• **WRITTEN TASK**: Your task is to output the data exactly as it stands.

• **RECORDS SUPPLIED**:
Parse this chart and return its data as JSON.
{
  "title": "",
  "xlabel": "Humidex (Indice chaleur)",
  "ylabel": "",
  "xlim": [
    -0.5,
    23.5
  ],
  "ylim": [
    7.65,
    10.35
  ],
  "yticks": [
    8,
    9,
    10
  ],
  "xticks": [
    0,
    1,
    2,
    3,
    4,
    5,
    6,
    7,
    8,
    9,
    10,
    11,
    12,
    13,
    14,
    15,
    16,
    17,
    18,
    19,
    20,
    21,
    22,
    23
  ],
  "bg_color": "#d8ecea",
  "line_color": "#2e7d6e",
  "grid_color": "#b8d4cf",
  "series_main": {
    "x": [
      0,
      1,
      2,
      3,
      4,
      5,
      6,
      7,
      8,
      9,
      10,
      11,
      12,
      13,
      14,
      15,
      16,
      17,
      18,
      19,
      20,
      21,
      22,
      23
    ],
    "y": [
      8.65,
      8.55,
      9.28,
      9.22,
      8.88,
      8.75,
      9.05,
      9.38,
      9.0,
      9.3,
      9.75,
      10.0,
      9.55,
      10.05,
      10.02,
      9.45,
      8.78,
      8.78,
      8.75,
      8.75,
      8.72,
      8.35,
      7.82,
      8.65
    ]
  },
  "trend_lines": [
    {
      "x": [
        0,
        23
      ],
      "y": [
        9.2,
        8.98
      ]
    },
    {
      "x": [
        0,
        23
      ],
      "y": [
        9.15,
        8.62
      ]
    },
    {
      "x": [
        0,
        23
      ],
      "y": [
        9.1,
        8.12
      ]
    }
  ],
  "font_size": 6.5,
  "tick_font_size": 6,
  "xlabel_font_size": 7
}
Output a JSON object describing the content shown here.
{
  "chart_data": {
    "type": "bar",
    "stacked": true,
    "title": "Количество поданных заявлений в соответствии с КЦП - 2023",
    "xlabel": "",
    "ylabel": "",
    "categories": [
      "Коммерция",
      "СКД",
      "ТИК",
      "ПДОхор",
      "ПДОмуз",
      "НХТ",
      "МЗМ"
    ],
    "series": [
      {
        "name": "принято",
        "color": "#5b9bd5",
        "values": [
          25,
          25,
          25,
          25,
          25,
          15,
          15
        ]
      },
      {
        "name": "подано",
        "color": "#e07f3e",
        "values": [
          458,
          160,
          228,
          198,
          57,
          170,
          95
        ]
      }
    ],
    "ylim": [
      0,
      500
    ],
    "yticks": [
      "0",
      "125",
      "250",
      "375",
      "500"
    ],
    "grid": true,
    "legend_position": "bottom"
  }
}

• **THE OUTPUT**:
Parse this chart and return its data as JSON.
{
  "title": "",
  "xlabel": "Humidex (Indice chaleur)",
  "ylabel": "",
  "xlim": [
    -0.5,
    23.5
  ],
  "ylim": [
    7.65,
    10.35
  ],
  "yticks": [
    8,
    9,
    10
  ],
  "xticks": [
    0,
    1,
    2,
    3,
    4,
    5,
    6,
    7,
    8,
    9,
    10,
    11,
    12,
    13,
    14,
    15,
    16,
    17,
    18,
    19,
    20,
    21,
    22,
    23
  ],
  "bg_color": "#d8ecea",
  "line_color": "#2e7d6e",
  "grid_color": "#b8d4cf",
  "series_main": {
    "x": [
      0,
      1,
      2,
      3,
      4,
      5,
      6,
      7,
      8,
      9,
      10,
      11,
      12,
      13,
      14,
      15,
      16,
      17,
      18,
      19,
      20,
      21,
      22,
      23
    ],
    "y": [
      8.65,
      8.55,
      9.28,
      9.22,
      8.88,
      8.75,
      9.05,
      9.38,
      9.0,
      9.3,
      9.75,
      10.0,
      9.55,
      10.05,
      10.02,
      9.45,
      8.78,
      8.78,
      8.75,
      8.75,
      8.72,
      8.35,
      7.82,
      8.65
    ]
  },
  "trend_lines": [
    {
      "x": [
        0,
        23
      ],
      "y": [
        9.2,
        8.98
      ]
    },
    {
      "x": [
        0,
        23
      ],
      "y": [
        9.15,
        8.62
      ]
    },
    {
      "x": [
        0,
        23
      ],
      "y": [
        9.1,
        8.12
      ]
    }
  ],
  "font_size": 6.5,
  "tick_font_size": 6,
  "xlabel_font_size": 7
}
Output a JSON object describing the content shown here.
{
  "chart_data": {
    "type": "bar",
    "stacked": true,
    "title": "Количество поданных заявлений в соответствии с КЦП - 2023",
    "xlabel": "",
    "ylabel": "",
    "categories": [
      "Коммерция",
      "СКД",
      "ТИК",
      "ПДОхор",
      "ПДОмуз",
      "НХТ",
      "МЗМ"
    ],
    "series": [
      {
        "name": "принято",
        "color": "#5b9bd5",
        "values": [
          25,
          25,
          25,
          25,
          25,
          15,
          15
        ]
      },
      {
        "name": "подано",
        "color": "#e07f3e",
        "values": [
          458,
          160,
          228,
          198,
          57,
          170,
          95
        ]
      }
    ],
    "ylim": [
      0,
      500
    ],
    "yticks": [
      "0",
      "125",
      "250",
      "375",
      "500"
    ],
    "grid": true,
    "legend_position": "bottom"
  }
}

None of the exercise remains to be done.